Task directions =
Give only the number of lines in the records that include the string "Республики".

Data excerpts =
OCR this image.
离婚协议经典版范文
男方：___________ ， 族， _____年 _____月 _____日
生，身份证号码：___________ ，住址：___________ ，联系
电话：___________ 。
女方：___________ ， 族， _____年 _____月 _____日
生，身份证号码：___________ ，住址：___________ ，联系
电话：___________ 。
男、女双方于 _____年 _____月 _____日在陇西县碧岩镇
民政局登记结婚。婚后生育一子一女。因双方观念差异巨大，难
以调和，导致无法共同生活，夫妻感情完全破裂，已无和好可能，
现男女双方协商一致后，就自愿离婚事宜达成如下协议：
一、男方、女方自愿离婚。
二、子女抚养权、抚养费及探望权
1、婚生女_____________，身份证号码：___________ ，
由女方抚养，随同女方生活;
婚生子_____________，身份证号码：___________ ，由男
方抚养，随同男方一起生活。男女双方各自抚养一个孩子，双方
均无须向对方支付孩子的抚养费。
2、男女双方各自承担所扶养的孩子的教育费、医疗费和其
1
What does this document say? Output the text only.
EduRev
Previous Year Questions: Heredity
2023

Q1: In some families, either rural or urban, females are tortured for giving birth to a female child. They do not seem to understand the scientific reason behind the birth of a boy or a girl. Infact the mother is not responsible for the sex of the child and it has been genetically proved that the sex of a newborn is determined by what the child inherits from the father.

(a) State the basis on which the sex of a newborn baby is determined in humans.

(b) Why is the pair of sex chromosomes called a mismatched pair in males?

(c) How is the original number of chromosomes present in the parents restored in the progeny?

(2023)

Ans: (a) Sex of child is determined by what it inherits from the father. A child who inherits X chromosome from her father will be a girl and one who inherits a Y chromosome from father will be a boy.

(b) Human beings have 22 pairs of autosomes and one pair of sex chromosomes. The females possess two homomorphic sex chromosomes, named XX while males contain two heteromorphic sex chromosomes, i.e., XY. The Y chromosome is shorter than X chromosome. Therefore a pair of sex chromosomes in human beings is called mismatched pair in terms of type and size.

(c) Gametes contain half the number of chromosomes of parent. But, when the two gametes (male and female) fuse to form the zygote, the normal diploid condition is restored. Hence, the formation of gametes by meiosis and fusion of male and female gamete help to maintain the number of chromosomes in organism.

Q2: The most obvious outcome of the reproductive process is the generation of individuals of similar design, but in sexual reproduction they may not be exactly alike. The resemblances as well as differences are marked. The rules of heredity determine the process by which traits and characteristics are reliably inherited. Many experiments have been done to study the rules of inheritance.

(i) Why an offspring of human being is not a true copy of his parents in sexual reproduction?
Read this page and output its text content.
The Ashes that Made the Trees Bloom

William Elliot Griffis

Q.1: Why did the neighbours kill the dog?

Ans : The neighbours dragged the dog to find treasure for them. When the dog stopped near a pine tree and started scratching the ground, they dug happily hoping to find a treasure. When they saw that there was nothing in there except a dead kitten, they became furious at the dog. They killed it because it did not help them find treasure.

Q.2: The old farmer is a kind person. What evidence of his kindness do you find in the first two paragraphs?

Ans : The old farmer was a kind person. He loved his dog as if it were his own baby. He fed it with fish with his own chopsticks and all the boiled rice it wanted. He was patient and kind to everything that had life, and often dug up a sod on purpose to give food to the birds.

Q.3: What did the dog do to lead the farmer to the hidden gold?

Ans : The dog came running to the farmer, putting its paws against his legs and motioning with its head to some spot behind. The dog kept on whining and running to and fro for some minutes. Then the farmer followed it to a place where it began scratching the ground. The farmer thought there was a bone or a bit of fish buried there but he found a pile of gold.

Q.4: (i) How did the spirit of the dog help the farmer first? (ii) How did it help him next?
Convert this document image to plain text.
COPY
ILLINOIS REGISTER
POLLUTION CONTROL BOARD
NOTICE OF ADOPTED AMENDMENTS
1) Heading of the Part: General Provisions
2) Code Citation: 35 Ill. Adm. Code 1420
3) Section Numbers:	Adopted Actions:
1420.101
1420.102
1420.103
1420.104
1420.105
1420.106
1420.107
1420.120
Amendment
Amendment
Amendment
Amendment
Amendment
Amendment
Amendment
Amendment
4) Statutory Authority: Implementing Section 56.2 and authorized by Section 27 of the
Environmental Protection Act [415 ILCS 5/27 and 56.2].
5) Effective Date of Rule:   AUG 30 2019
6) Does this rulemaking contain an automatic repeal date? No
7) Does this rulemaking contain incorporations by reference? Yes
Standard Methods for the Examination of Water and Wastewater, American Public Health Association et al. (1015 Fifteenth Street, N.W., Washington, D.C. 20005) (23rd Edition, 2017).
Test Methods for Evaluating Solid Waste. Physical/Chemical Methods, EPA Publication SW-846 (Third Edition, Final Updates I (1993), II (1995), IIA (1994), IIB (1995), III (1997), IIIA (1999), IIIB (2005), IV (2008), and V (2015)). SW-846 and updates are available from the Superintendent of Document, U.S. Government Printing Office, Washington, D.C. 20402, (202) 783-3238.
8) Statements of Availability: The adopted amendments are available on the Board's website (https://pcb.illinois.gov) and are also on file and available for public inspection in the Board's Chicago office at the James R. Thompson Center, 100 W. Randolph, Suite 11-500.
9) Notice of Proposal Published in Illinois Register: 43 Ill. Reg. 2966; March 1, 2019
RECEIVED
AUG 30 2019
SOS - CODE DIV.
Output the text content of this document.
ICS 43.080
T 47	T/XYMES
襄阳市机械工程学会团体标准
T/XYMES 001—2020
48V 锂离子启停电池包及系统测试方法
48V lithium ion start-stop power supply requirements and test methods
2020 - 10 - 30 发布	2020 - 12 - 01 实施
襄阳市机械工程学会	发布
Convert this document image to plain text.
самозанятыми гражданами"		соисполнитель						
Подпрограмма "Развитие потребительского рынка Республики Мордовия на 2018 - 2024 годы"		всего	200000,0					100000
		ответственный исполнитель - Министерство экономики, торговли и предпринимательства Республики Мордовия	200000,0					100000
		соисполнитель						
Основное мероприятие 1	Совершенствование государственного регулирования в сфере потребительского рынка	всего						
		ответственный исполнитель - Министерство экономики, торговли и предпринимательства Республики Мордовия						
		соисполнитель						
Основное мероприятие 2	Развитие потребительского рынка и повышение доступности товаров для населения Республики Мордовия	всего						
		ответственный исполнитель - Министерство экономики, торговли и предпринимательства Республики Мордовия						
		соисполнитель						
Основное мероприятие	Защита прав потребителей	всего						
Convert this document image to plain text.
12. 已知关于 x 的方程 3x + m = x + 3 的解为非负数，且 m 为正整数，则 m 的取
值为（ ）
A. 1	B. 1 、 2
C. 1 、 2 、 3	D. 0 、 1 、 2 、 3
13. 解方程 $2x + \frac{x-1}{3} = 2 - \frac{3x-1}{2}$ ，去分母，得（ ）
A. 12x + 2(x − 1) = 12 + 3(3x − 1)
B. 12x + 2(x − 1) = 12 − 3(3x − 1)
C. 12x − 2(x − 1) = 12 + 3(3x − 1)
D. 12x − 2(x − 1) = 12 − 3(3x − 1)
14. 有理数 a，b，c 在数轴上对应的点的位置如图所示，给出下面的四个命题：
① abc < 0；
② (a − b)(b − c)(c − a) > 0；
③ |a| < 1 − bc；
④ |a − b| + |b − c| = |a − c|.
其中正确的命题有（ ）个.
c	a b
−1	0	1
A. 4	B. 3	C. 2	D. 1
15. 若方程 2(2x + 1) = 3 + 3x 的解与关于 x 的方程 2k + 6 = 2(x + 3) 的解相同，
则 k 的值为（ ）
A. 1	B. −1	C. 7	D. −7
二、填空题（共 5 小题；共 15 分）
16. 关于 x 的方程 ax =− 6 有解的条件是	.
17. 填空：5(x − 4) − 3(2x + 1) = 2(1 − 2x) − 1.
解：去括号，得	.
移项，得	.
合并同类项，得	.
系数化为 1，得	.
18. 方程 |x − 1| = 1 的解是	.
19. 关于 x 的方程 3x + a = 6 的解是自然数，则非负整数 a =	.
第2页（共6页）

Result below =
5